• [Problem statement]: Count how many lines in the material below hold the word "PESSOA"; the reply is that number alone.

══ Information provided ══

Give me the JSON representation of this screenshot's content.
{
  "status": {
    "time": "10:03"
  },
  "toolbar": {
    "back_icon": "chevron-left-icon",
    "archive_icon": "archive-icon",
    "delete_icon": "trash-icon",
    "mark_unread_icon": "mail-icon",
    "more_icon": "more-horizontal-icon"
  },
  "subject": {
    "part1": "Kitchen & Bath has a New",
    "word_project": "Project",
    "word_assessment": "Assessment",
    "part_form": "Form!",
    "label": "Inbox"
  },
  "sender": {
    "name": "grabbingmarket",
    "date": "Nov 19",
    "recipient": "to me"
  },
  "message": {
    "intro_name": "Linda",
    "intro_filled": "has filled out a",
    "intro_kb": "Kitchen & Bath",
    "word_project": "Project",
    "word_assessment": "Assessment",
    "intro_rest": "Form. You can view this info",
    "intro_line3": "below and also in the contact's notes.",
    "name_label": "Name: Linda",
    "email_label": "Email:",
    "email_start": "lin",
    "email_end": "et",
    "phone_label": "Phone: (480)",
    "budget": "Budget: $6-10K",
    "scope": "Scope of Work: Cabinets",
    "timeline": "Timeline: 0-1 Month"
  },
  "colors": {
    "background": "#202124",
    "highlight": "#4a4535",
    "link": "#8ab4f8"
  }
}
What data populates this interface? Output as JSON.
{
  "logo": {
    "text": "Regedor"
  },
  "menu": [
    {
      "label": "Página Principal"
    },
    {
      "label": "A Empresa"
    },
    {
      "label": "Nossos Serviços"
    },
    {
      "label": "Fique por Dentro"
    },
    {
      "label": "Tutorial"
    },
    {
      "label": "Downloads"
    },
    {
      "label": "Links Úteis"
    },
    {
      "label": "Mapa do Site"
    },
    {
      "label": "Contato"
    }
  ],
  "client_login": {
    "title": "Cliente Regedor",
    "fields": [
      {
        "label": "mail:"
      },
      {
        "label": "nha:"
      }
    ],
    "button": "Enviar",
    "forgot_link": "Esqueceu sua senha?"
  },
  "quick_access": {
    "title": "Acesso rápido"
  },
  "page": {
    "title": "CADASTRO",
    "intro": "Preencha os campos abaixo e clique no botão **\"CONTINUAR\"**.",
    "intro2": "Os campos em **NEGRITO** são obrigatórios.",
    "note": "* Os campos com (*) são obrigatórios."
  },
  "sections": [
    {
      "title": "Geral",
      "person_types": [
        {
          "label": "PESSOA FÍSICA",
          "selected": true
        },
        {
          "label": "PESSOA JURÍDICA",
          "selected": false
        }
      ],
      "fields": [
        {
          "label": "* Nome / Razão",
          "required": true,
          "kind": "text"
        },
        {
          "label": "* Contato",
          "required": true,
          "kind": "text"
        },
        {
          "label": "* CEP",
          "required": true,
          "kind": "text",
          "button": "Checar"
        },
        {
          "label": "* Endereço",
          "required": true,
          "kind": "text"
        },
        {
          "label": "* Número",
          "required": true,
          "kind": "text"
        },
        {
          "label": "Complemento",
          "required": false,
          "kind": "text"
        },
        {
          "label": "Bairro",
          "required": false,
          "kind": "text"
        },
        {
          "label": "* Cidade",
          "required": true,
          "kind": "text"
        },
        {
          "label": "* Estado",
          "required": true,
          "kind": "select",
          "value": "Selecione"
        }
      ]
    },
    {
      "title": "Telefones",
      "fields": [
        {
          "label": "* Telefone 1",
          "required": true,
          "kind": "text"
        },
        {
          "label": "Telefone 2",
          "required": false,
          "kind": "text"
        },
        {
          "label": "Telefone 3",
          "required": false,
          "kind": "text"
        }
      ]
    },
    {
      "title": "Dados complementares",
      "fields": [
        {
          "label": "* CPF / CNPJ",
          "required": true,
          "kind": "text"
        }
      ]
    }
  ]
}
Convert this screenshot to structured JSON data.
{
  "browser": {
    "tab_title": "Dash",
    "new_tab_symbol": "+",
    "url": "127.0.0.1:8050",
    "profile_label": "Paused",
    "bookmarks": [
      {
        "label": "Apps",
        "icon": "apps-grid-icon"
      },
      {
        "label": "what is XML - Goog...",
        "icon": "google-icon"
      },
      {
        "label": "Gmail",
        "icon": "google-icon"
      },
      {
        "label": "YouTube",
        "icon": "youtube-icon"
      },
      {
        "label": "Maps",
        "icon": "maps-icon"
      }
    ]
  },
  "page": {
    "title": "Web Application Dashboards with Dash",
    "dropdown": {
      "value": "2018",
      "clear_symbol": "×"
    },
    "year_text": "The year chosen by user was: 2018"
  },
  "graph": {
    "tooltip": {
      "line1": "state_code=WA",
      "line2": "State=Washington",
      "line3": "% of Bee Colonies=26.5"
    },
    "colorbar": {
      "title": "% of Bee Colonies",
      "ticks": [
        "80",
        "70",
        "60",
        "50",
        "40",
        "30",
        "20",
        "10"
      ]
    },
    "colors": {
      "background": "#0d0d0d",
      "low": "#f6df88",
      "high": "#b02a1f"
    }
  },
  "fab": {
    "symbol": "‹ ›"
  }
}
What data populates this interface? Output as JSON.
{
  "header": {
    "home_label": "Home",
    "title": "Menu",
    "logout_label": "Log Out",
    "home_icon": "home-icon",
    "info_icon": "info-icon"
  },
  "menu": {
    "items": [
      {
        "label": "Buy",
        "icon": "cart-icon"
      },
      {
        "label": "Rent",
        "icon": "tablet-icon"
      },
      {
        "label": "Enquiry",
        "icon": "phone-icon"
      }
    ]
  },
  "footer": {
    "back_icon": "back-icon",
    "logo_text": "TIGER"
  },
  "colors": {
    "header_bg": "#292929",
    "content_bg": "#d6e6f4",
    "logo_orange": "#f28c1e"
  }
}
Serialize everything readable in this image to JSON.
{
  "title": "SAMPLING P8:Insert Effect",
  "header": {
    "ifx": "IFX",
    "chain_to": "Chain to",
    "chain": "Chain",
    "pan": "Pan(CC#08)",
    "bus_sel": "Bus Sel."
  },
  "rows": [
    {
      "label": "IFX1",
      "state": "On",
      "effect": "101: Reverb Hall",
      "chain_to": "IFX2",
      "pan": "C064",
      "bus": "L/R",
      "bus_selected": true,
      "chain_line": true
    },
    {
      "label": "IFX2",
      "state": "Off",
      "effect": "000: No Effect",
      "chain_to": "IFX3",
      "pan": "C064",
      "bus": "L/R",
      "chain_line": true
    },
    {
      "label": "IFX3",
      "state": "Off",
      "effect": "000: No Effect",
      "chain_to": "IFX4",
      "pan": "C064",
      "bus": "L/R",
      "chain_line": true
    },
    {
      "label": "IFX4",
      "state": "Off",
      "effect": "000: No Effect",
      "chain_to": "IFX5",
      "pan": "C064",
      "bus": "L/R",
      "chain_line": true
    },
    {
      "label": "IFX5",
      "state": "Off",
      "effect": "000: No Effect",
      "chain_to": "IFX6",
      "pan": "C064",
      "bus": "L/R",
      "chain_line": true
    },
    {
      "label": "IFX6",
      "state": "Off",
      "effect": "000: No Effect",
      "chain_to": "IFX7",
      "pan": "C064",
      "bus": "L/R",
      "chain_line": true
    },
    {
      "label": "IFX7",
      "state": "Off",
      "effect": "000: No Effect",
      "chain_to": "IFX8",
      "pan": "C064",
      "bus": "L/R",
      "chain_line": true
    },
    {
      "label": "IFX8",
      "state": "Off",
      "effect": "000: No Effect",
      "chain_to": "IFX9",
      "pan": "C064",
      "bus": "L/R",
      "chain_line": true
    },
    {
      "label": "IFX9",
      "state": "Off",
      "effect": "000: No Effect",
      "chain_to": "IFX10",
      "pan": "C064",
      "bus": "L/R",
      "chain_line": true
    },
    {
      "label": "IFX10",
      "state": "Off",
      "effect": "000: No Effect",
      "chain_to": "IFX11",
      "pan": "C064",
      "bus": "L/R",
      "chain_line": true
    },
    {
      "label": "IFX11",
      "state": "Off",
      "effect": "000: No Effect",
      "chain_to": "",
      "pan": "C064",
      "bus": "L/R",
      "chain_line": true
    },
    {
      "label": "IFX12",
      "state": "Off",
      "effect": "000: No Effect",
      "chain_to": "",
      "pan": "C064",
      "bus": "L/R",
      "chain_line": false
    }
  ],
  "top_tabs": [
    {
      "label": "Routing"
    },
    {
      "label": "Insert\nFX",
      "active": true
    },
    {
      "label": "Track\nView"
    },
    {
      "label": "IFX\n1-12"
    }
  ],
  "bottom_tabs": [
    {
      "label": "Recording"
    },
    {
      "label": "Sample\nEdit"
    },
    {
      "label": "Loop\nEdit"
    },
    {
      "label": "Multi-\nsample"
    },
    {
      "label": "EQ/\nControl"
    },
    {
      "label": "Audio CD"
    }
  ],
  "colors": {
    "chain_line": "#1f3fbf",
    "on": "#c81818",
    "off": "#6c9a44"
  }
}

═══

• [Response for this exercise]: 2